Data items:
---+---

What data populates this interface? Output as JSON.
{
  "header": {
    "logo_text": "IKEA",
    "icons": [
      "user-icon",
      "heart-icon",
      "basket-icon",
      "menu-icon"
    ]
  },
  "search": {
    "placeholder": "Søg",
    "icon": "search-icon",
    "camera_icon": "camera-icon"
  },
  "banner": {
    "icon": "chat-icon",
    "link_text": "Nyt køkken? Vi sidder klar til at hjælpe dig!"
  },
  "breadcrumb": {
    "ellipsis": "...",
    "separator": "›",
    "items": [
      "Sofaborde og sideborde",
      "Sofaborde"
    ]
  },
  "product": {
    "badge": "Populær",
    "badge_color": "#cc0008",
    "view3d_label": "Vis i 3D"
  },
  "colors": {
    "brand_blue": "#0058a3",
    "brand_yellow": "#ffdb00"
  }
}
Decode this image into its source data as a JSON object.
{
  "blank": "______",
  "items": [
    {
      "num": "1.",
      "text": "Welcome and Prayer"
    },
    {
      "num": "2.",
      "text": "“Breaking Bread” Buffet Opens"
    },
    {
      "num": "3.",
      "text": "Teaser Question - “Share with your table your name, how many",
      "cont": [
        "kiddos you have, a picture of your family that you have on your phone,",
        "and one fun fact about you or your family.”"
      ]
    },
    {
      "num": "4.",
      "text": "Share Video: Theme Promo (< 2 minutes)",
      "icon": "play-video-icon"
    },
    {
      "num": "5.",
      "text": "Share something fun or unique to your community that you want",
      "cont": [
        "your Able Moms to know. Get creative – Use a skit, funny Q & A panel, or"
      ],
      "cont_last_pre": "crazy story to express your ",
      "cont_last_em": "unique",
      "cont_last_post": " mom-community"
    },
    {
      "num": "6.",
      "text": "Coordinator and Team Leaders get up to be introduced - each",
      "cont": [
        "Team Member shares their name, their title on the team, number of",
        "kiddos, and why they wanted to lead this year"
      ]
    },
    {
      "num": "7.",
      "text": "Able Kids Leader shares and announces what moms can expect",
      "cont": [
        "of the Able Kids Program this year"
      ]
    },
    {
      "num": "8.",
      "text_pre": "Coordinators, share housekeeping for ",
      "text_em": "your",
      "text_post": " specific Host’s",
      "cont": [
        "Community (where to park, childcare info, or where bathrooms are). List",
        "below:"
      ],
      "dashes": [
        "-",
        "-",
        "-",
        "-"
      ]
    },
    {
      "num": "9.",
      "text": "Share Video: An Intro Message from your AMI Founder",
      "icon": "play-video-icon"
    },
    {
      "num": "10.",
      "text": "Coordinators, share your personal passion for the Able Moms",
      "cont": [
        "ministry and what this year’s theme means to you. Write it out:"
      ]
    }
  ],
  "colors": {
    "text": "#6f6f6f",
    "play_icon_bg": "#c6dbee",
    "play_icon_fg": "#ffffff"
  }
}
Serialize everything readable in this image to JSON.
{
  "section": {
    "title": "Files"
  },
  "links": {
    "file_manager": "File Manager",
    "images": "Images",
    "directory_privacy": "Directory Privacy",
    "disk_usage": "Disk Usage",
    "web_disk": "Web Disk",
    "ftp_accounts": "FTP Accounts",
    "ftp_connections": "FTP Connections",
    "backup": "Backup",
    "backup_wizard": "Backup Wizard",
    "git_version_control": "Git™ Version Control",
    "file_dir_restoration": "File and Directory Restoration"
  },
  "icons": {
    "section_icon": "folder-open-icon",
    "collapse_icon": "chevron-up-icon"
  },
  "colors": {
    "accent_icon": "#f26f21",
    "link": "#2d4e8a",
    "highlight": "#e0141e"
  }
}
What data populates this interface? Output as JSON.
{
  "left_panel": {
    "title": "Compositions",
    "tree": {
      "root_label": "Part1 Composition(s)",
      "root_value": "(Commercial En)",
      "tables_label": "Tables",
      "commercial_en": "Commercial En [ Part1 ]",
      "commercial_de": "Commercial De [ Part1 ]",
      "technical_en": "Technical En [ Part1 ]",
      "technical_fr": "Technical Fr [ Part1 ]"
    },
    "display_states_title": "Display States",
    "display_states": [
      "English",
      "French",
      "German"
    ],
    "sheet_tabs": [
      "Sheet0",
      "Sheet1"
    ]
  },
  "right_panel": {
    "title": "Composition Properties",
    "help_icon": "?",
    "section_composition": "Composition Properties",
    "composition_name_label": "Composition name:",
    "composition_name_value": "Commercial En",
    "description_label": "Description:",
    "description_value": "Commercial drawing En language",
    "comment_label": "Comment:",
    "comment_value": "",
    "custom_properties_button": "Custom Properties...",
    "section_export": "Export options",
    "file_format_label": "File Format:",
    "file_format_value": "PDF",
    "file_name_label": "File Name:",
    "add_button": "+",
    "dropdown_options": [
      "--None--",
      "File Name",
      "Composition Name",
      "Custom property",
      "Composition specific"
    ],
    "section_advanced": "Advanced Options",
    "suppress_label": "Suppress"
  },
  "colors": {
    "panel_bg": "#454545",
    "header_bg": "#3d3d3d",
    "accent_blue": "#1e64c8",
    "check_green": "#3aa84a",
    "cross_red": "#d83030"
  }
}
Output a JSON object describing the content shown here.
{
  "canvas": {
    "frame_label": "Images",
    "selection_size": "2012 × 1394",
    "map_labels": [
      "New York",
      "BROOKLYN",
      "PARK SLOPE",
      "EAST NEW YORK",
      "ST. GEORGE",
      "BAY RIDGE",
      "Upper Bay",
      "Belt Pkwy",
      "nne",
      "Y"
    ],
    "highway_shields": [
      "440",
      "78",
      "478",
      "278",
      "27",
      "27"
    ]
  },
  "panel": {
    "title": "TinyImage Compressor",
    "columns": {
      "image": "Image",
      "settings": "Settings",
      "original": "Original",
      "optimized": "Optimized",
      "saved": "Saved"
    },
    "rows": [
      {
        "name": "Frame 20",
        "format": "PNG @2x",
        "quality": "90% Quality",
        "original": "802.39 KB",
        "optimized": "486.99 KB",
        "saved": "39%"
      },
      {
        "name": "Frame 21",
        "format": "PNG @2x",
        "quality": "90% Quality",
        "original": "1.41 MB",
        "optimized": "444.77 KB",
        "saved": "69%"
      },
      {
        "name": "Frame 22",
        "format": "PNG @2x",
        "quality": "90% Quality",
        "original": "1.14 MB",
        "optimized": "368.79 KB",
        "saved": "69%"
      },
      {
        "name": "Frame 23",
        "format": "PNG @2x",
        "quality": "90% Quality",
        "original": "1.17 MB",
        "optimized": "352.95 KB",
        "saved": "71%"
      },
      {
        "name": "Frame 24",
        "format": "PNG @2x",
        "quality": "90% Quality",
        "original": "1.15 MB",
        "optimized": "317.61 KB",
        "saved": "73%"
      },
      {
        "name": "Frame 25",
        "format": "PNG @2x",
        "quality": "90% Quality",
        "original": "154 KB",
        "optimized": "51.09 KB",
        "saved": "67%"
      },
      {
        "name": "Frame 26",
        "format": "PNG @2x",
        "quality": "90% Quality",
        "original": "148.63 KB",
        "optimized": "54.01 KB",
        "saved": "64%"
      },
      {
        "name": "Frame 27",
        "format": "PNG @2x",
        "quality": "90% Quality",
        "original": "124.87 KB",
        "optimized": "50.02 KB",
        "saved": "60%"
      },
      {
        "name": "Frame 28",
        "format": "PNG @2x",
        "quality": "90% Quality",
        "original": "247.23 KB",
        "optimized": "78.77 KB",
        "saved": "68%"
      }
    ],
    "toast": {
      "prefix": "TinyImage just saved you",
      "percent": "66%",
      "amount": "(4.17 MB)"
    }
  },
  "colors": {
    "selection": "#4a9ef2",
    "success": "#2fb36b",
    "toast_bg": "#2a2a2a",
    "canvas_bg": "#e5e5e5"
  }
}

---+---

_WHAT TO WORK ON_:
Where a line in the material above holds "saved", copy that line.

_COMPLETE ANSWER_:
      "saved": "Saved"
        "saved": "39%"
        "saved": "69%"
        "saved": "69%"
        "saved": "71%"
        "saved": "73%"
        "saved": "67%"
        "saved": "64%"
        "saved": "60%"
        "saved": "68%"
      "prefix": "TinyImage just saved you",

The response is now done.